What is being asked: From the listing below, pull each line that includes "active".

Exercise input:

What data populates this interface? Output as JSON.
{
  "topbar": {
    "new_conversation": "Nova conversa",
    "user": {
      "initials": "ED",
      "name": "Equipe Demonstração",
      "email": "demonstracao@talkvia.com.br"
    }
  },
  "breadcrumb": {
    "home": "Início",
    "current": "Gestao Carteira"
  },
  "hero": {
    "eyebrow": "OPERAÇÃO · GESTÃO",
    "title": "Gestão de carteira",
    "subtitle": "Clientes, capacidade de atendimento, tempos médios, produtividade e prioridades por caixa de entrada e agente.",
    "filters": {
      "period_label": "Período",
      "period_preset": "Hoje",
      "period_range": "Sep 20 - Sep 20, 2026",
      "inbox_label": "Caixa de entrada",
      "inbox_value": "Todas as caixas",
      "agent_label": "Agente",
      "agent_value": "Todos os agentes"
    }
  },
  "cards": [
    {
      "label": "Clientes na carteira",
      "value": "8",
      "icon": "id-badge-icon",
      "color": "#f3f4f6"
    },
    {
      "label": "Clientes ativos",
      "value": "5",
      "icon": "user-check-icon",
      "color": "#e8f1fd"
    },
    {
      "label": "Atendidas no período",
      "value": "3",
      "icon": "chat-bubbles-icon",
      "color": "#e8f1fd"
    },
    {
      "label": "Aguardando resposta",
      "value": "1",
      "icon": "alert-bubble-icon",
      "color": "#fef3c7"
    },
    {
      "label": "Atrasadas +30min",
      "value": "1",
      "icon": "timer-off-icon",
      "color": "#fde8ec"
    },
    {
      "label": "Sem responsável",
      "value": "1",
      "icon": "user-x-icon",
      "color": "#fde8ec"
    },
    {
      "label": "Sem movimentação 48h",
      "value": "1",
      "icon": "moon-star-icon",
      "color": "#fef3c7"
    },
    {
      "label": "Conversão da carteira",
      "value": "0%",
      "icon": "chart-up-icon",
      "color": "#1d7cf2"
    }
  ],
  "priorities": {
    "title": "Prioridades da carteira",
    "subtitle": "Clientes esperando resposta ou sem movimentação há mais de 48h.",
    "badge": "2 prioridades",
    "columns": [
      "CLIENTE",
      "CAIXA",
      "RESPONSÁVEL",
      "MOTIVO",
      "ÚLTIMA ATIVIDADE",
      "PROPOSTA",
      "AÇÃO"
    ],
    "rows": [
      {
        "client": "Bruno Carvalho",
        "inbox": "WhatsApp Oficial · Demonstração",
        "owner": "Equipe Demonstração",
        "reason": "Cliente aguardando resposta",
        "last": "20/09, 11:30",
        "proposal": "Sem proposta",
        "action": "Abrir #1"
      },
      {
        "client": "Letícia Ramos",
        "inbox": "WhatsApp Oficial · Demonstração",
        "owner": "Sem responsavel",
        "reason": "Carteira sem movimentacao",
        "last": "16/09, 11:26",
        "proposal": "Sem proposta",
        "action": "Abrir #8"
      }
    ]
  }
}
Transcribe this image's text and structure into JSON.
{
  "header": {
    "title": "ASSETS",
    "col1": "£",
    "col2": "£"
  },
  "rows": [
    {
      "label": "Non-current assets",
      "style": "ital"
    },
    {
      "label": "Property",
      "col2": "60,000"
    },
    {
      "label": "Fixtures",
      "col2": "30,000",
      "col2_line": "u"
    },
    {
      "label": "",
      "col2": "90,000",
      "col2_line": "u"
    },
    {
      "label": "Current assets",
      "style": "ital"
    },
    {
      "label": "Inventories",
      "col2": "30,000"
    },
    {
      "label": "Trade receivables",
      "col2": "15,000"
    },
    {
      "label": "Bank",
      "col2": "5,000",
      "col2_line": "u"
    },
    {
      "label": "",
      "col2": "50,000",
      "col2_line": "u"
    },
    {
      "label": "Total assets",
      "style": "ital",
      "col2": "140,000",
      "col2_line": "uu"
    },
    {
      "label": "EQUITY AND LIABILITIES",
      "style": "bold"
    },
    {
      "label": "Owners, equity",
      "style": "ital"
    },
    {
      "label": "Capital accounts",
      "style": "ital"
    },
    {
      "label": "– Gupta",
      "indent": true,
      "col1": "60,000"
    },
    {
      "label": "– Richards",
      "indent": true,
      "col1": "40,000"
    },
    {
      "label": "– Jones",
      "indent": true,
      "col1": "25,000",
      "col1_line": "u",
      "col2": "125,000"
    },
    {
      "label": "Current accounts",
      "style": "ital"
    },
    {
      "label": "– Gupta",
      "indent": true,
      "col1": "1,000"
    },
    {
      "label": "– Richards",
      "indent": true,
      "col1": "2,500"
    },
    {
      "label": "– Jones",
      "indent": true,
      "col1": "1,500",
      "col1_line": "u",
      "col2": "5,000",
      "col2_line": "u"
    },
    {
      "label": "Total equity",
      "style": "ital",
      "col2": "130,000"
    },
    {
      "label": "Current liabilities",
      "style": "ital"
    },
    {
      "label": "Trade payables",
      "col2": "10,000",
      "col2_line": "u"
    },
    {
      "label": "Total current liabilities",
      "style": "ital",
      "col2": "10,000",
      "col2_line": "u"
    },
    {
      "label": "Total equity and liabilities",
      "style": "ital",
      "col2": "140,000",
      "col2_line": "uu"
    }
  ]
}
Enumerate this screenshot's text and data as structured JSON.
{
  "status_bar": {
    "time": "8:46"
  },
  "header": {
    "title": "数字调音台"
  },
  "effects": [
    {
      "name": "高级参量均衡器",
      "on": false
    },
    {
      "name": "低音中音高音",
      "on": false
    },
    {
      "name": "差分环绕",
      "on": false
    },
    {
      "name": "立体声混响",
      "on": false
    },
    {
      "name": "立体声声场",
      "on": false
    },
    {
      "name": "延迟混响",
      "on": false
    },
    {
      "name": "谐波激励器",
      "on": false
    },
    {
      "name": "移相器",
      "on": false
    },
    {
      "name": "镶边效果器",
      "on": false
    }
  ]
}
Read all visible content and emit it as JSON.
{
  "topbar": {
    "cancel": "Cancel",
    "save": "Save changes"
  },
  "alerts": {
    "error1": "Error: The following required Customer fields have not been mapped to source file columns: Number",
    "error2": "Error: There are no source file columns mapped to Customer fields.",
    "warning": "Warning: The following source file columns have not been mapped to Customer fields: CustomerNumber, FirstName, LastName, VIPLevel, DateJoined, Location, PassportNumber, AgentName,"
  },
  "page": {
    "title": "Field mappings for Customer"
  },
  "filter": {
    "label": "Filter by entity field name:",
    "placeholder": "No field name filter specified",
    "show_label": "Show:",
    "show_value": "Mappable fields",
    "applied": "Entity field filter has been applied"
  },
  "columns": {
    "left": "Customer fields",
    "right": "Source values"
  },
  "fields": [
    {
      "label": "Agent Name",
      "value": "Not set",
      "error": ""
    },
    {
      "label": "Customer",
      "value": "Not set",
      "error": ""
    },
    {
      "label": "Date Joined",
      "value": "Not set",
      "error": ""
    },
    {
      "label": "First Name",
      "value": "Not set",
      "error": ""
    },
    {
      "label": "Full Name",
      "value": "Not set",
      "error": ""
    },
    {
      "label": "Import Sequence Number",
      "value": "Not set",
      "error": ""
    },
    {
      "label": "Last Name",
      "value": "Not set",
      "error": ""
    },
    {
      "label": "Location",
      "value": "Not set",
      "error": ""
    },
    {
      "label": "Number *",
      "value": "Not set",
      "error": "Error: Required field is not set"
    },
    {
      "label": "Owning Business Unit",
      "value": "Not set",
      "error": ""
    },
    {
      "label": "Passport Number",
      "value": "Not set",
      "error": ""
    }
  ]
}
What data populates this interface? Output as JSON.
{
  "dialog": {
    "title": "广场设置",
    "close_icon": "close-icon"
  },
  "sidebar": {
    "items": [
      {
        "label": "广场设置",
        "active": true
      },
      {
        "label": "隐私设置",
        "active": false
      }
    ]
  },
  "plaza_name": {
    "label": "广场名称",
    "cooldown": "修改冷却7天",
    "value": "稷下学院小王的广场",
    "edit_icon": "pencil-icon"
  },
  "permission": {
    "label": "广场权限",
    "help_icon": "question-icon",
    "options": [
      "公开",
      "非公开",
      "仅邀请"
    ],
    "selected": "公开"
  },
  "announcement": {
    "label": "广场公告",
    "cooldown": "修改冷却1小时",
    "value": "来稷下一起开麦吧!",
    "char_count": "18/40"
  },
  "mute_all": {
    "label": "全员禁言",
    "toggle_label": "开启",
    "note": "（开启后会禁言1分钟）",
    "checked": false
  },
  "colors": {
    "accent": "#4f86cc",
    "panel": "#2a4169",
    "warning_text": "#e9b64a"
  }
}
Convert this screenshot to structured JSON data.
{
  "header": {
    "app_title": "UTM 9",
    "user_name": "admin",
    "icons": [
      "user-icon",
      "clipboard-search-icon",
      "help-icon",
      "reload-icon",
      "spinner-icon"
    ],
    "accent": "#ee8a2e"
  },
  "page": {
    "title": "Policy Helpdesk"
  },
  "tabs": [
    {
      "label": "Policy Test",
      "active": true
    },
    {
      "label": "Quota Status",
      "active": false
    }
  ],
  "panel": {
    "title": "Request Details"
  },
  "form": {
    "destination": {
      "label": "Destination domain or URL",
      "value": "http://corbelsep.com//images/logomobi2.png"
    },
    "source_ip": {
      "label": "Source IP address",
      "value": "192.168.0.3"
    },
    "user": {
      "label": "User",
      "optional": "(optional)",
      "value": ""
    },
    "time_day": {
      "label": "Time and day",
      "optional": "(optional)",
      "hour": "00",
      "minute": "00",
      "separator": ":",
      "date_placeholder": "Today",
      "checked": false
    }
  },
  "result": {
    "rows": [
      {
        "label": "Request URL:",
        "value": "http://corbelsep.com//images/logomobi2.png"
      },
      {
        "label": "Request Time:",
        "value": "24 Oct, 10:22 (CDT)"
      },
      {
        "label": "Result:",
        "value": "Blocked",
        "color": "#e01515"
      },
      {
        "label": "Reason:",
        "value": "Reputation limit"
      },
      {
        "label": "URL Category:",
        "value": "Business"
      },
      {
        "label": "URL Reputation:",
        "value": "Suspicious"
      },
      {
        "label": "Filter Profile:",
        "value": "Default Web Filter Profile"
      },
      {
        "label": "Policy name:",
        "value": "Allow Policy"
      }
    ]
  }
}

Reply to the exercise:
        "active": true
        "active": false
      "active": true
      "active": false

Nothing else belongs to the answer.